__WORK INSTRUCTIONS__: Look at the entries below and reproduce them exactly.

__ENTRIES SHOWN__:
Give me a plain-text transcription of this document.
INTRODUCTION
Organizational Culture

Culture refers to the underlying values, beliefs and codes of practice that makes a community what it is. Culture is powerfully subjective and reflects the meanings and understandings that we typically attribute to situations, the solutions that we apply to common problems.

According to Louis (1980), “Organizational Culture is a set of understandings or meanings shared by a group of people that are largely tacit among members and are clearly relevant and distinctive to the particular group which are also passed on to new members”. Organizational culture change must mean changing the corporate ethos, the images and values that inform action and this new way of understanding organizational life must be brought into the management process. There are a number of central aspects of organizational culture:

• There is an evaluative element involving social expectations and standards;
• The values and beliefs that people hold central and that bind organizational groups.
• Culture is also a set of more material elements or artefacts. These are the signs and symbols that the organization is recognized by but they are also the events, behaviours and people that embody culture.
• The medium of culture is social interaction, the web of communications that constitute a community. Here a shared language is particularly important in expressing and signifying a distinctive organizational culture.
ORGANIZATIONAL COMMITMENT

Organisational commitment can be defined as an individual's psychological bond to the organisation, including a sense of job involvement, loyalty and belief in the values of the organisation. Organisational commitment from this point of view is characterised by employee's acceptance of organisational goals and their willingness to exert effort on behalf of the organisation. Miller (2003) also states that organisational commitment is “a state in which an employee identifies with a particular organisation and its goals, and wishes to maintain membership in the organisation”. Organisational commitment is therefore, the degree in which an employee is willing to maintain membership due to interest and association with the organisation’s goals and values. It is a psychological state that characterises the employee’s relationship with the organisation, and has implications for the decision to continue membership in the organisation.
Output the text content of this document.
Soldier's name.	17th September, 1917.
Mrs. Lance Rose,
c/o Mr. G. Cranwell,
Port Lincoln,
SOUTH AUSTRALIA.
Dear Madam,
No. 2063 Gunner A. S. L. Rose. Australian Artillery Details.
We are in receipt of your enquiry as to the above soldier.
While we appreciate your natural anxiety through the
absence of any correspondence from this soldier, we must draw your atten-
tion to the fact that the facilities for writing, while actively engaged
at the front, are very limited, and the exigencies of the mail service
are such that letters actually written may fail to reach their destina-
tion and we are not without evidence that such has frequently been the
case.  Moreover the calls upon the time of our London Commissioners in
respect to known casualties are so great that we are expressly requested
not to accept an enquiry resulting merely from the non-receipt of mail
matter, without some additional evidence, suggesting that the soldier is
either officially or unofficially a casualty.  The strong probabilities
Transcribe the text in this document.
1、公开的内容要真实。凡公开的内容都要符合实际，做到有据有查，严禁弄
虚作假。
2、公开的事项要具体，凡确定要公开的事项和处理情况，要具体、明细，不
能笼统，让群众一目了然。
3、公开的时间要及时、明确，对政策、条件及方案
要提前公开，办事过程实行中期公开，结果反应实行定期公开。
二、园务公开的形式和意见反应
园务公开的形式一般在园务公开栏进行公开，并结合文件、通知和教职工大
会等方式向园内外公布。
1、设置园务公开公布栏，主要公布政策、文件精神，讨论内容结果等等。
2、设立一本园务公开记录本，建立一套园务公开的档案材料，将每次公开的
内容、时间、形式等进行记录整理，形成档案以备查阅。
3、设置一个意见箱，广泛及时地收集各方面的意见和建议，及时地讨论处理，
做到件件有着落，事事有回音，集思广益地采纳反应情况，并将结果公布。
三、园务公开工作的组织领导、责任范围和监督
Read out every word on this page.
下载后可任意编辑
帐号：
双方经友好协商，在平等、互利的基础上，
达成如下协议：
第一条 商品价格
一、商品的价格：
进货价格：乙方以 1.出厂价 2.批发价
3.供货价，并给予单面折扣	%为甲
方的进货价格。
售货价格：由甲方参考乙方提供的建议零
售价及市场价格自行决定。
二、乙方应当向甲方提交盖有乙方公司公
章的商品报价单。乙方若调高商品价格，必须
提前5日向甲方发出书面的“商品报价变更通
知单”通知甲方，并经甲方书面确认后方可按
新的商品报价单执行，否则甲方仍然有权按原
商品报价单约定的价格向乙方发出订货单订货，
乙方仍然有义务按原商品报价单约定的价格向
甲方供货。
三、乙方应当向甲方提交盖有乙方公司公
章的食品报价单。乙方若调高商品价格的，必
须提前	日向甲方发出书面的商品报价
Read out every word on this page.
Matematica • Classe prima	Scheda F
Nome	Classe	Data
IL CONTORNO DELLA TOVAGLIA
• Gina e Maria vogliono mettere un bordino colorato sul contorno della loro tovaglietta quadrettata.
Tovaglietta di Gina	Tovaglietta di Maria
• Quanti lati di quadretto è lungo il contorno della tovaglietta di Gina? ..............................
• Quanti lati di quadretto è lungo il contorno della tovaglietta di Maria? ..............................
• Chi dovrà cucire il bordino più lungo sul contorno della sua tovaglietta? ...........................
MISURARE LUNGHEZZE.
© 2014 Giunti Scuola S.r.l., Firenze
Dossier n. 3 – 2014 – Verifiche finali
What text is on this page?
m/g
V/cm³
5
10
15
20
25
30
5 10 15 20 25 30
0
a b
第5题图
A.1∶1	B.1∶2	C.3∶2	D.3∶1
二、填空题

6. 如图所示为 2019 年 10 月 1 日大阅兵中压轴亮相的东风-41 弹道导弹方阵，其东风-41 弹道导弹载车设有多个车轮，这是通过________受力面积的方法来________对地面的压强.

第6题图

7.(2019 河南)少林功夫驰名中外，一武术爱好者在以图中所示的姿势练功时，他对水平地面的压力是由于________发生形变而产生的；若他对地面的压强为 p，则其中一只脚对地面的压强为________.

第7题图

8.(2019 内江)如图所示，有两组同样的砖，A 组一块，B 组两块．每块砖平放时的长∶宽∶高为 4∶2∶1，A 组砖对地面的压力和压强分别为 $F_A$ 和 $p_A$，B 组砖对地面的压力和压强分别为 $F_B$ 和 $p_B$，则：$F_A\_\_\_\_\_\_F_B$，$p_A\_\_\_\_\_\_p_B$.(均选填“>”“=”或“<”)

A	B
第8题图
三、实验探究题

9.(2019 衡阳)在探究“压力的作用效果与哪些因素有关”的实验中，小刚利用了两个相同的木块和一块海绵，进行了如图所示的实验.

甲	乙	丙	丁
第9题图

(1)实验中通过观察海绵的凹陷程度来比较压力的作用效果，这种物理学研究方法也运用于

__REPLY__:
Give me a plain-text transcription of this document.
INTRODUCTION
Organizational Culture

Culture refers to the underlying values, beliefs and codes of practice that makes a community what it is. Culture is powerfully subjective and reflects the meanings and understandings that we typically attribute to situations, the solutions that we apply to common problems.

According to Louis (1980), “Organizational Culture is a set of understandings or meanings shared by a group of people that are largely tacit among members and are clearly relevant and distinctive to the particular group which are also passed on to new members”. Organizational culture change must mean changing the corporate ethos, the images and values that inform action and this new way of understanding organizational life must be brought into the management process. There are a number of central aspects of organizational culture:

• There is an evaluative element involving social expectations and standards;
• The values and beliefs that people hold central and that bind organizational groups.
• Culture is also a set of more material elements or artefacts. These are the signs and symbols that the organization is recognized by but they are also the events, behaviours and people that embody culture.
• The medium of culture is social interaction, the web of communications that constitute a community. Here a shared language is particularly important in expressing and signifying a distinctive organizational culture.
ORGANIZATIONAL COMMITMENT

Organisational commitment can be defined as an individual's psychological bond to the organisation, including a sense of job involvement, loyalty and belief in the values of the organisation. Organisational commitment from this point of view is characterised by employee's acceptance of organisational goals and their willingness to exert effort on behalf of the organisation. Miller (2003) also states that organisational commitment is “a state in which an employee identifies with a particular organisation and its goals, and wishes to maintain membership in the organisation”. Organisational commitment is therefore, the degree in which an employee is willing to maintain membership due to interest and association with the organisation’s goals and values. It is a psychological state that characterises the employee’s relationship with the organisation, and has implications for the decision to continue membership in the organisation.
Output the text content of this document.
Soldier's name.	17th September, 1917.
Mrs. Lance Rose,
c/o Mr. G. Cranwell,
Port Lincoln,
SOUTH AUSTRALIA.
Dear Madam,
No. 2063 Gunner A. S. L. Rose. Australian Artillery Details.
We are in receipt of your enquiry as to the above soldier.
While we appreciate your natural anxiety through the
absence of any correspondence from this soldier, we must draw your atten-
tion to the fact that the facilities for writing, while actively engaged
at the front, are very limited, and the exigencies of the mail service
are such that letters actually written may fail to reach their destina-
tion and we are not without evidence that such has frequently been the
case.  Moreover the calls upon the time of our London Commissioners in
respect to known casualties are so great that we are expressly requested
not to accept an enquiry resulting merely from the non-receipt of mail
matter, without some additional evidence, suggesting that the soldier is
either officially or unofficially a casualty.  The strong probabilities
Transcribe the text in this document.
1、公开的内容要真实。凡公开的内容都要符合实际，做到有据有查，严禁弄
虚作假。
2、公开的事项要具体，凡确定要公开的事项和处理情况，要具体、明细，不
能笼统，让群众一目了然。
3、公开的时间要及时、明确，对政策、条件及方案
要提前公开，办事过程实行中期公开，结果反应实行定期公开。
二、园务公开的形式和意见反应
园务公开的形式一般在园务公开栏进行公开，并结合文件、通知和教职工大
会等方式向园内外公布。
1、设置园务公开公布栏，主要公布政策、文件精神，讨论内容结果等等。
2、设立一本园务公开记录本，建立一套园务公开的档案材料，将每次公开的
内容、时间、形式等进行记录整理，形成档案以备查阅。
3、设置一个意见箱，广泛及时地收集各方面的意见和建议，及时地讨论处理，
做到件件有着落，事事有回音，集思广益地采纳反应情况，并将结果公布。
三、园务公开工作的组织领导、责任范围和监督
Read out every word on this page.
下载后可任意编辑
帐号：
双方经友好协商，在平等、互利的基础上，
达成如下协议：
第一条 商品价格
一、商品的价格：
进货价格：乙方以 1.出厂价 2.批发价
3.供货价，并给予单面折扣	%为甲
方的进货价格。
售货价格：由甲方参考乙方提供的建议零
售价及市场价格自行决定。
二、乙方应当向甲方提交盖有乙方公司公
章的商品报价单。乙方若调高商品价格，必须
提前5日向甲方发出书面的“商品报价变更通
知单”通知甲方，并经甲方书面确认后方可按
新的商品报价单执行，否则甲方仍然有权按原
商品报价单约定的价格向乙方发出订货单订货，
乙方仍然有义务按原商品报价单约定的价格向
甲方供货。
三、乙方应当向甲方提交盖有乙方公司公
章的食品报价单。乙方若调高商品价格的，必
须提前	日向甲方发出书面的商品报价
Read out every word on this page.
Matematica • Classe prima	Scheda F
Nome	Classe	Data
IL CONTORNO DELLA TOVAGLIA
• Gina e Maria vogliono mettere un bordino colorato sul contorno della loro tovaglietta quadrettata.
Tovaglietta di Gina	Tovaglietta di Maria
• Quanti lati di quadretto è lungo il contorno della tovaglietta di Gina? ..............................
• Quanti lati di quadretto è lungo il contorno della tovaglietta di Maria? ..............................
• Chi dovrà cucire il bordino più lungo sul contorno della sua tovaglietta? ...........................
MISURARE LUNGHEZZE.
© 2014 Giunti Scuola S.r.l., Firenze
Dossier n. 3 – 2014 – Verifiche finali
What text is on this page?
m/g
V/cm³
5
10
15
20
25
30
5 10 15 20 25 30
0
a b
第5题图
A.1∶1	B.1∶2	C.3∶2	D.3∶1
二、填空题

6. 如图所示为 2019 年 10 月 1 日大阅兵中压轴亮相的东风-41 弹道导弹方阵，其东风-41 弹道导弹载车设有多个车轮，这是通过________受力面积的方法来________对地面的压强.

第6题图

7.(2019 河南)少林功夫驰名中外，一武术爱好者在以图中所示的姿势练功时，他对水平地面的压力是由于________发生形变而产生的；若他对地面的压强为 p，则其中一只脚对地面的压强为________.

第7题图

8.(2019 内江)如图所示，有两组同样的砖，A 组一块，B 组两块．每块砖平放时的长∶宽∶高为 4∶2∶1，A 组砖对地面的压力和压强分别为 $F_A$ 和 $p_A$，B 组砖对地面的压力和压强分别为 $F_B$ 和 $p_B$，则：$F_A\_\_\_\_\_\_F_B$，$p_A\_\_\_\_\_\_p_B$.(均选填“>”“=”或“<”)

A	B
第8题图
三、实验探究题

9.(2019 衡阳)在探究“压力的作用效果与哪些因素有关”的实验中，小刚利用了两个相同的木块和一块海绵，进行了如图所示的实验.

甲	乙	丙	丁
第9题图

(1)实验中通过观察海绵的凹陷程度来比较压力的作用效果，这种物理学研究方法也运用于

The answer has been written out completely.